WHAT YOU NEED TO DO ->
Copy every entry exactly.

(Data extracted from a collection)

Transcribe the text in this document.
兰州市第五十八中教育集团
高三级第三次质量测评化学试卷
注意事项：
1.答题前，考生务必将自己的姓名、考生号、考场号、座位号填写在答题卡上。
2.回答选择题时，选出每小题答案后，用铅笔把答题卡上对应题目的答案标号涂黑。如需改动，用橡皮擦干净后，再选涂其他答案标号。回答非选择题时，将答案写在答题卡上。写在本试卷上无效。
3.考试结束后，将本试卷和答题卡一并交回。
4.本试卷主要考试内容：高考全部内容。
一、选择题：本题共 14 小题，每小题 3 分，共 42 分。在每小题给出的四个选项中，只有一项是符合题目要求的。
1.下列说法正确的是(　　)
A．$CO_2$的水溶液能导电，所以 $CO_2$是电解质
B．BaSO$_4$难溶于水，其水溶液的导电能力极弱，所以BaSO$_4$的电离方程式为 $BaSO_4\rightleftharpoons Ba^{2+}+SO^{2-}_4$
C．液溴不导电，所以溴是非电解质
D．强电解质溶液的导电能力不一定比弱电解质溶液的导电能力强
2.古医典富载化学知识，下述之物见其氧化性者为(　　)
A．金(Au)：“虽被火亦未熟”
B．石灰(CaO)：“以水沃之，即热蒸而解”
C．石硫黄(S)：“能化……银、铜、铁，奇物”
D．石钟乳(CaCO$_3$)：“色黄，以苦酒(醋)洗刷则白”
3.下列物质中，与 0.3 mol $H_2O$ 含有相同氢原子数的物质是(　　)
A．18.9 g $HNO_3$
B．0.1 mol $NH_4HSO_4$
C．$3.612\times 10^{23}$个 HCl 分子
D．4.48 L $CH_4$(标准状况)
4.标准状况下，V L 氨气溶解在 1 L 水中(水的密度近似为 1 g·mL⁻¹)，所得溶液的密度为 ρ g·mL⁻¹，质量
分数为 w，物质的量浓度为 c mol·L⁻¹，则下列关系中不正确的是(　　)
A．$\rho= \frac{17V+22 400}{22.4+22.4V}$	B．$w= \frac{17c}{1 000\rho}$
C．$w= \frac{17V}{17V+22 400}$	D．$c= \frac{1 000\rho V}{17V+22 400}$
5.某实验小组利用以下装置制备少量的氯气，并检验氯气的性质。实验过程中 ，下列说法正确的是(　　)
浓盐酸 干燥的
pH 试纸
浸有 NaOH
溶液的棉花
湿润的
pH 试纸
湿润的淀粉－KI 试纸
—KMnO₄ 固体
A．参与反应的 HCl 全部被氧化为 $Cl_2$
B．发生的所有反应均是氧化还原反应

REPLY TO THE TASK ->
Transcribe the text in this document.
兰州市第五十八中教育集团
高三级第三次质量测评化学试卷
注意事项：
1.答题前，考生务必将自己的姓名、考生号、考场号、座位号填写在答题卡上。
2.回答选择题时，选出每小题答案后，用铅笔把答题卡上对应题目的答案标号涂黑。如需改动，用橡皮擦干净后，再选涂其他答案标号。回答非选择题时，将答案写在答题卡上。写在本试卷上无效。
3.考试结束后，将本试卷和答题卡一并交回。
4.本试卷主要考试内容：高考全部内容。
一、选择题：本题共 14 小题，每小题 3 分，共 42 分。在每小题给出的四个选项中，只有一项是符合题目要求的。
1.下列说法正确的是(　　)
A．$CO_2$的水溶液能导电，所以 $CO_2$是电解质
B．BaSO$_4$难溶于水，其水溶液的导电能力极弱，所以BaSO$_4$的电离方程式为 $BaSO_4\rightleftharpoons Ba^{2+}+SO^{2-}_4$
C．液溴不导电，所以溴是非电解质
D．强电解质溶液的导电能力不一定比弱电解质溶液的导电能力强
2.古医典富载化学知识，下述之物见其氧化性者为(　　)
A．金(Au)：“虽被火亦未熟”
B．石灰(CaO)：“以水沃之，即热蒸而解”
C．石硫黄(S)：“能化……银、铜、铁，奇物”
D．石钟乳(CaCO$_3$)：“色黄，以苦酒(醋)洗刷则白”
3.下列物质中，与 0.3 mol $H_2O$ 含有相同氢原子数的物质是(　　)
A．18.9 g $HNO_3$
B．0.1 mol $NH_4HSO_4$
C．$3.612\times 10^{23}$个 HCl 分子
D．4.48 L $CH_4$(标准状况)
4.标准状况下，V L 氨气溶解在 1 L 水中(水的密度近似为 1 g·mL⁻¹)，所得溶液的密度为 ρ g·mL⁻¹，质量
分数为 w，物质的量浓度为 c mol·L⁻¹，则下列关系中不正确的是(　　)
A．$\rho= \frac{17V+22 400}{22.4+22.4V}$	B．$w= \frac{17c}{1 000\rho}$
C．$w= \frac{17V}{17V+22 400}$	D．$c= \frac{1 000\rho V}{17V+22 400}$
5.某实验小组利用以下装置制备少量的氯气，并检验氯气的性质。实验过程中 ，下列说法正确的是(　　)
浓盐酸 干燥的
pH 试纸
浸有 NaOH
溶液的棉花
湿润的
pH 试纸
湿润的淀粉－KI 试纸
—KMnO₄ 固体
A．参与反应的 HCl 全部被氧化为 $Cl_2$
B．发生的所有反应均是氧化还原反应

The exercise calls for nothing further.